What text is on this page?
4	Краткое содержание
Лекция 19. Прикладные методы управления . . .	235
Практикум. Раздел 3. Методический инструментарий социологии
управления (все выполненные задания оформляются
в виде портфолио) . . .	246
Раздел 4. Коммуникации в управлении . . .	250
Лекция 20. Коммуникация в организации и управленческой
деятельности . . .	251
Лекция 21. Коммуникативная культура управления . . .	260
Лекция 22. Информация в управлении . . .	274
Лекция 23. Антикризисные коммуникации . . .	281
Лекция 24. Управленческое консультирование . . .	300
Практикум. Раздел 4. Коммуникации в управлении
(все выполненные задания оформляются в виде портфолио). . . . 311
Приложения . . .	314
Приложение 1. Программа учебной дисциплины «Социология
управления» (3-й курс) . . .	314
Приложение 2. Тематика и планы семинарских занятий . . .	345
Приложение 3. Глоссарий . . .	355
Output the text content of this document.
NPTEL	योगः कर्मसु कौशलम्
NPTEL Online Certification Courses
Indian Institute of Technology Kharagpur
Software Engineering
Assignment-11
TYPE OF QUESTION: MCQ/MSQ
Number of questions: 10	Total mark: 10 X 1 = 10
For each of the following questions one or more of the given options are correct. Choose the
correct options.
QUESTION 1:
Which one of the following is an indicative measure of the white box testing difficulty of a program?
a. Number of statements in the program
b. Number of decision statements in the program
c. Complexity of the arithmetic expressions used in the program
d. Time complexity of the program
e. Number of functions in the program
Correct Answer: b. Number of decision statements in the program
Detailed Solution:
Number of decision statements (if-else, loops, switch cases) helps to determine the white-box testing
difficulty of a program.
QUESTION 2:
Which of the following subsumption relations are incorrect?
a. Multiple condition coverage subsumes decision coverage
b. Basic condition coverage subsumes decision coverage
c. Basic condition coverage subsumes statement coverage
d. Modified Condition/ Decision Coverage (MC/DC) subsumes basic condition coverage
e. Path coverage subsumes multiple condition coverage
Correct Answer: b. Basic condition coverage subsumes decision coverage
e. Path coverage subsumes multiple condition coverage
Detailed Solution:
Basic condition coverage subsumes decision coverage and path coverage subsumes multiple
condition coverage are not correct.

▸ WHAT YOU NEED TO DO
Each line of the material should be duplicated exactly, please.

▸ RESULT FOR THIS EXERCISE
What text is on this page?
4	Краткое содержание
Лекция 19. Прикладные методы управления . . .	235
Практикум. Раздел 3. Методический инструментарий социологии
управления (все выполненные задания оформляются
в виде портфолио) . . .	246
Раздел 4. Коммуникации в управлении . . .	250
Лекция 20. Коммуникация в организации и управленческой
деятельности . . .	251
Лекция 21. Коммуникативная культура управления . . .	260
Лекция 22. Информация в управлении . . .	274
Лекция 23. Антикризисные коммуникации . . .	281
Лекция 24. Управленческое консультирование . . .	300
Практикум. Раздел 4. Коммуникации в управлении
(все выполненные задания оформляются в виде портфолио). . . . 311
Приложения . . .	314
Приложение 1. Программа учебной дисциплины «Социология
управления» (3-й курс) . . .	314
Приложение 2. Тематика и планы семинарских занятий . . .	345
Приложение 3. Глоссарий . . .	355
Output the text content of this document.
NPTEL	योगः कर्मसु कौशलम्
NPTEL Online Certification Courses
Indian Institute of Technology Kharagpur
Software Engineering
Assignment-11
TYPE OF QUESTION: MCQ/MSQ
Number of questions: 10	Total mark: 10 X 1 = 10
For each of the following questions one or more of the given options are correct. Choose the
correct options.
QUESTION 1:
Which one of the following is an indicative measure of the white box testing difficulty of a program?
a. Number of statements in the program
b. Number of decision statements in the program
c. Complexity of the arithmetic expressions used in the program
d. Time complexity of the program
e. Number of functions in the program
Correct Answer: b. Number of decision statements in the program
Detailed Solution:
Number of decision statements (if-else, loops, switch cases) helps to determine the white-box testing
difficulty of a program.
QUESTION 2:
Which of the following subsumption relations are incorrect?
a. Multiple condition coverage subsumes decision coverage
b. Basic condition coverage subsumes decision coverage
c. Basic condition coverage subsumes statement coverage
d. Modified Condition/ Decision Coverage (MC/DC) subsumes basic condition coverage
e. Path coverage subsumes multiple condition coverage
Correct Answer: b. Basic condition coverage subsumes decision coverage
e. Path coverage subsumes multiple condition coverage
Detailed Solution:
Basic condition coverage subsumes decision coverage and path coverage subsumes multiple
condition coverage are not correct.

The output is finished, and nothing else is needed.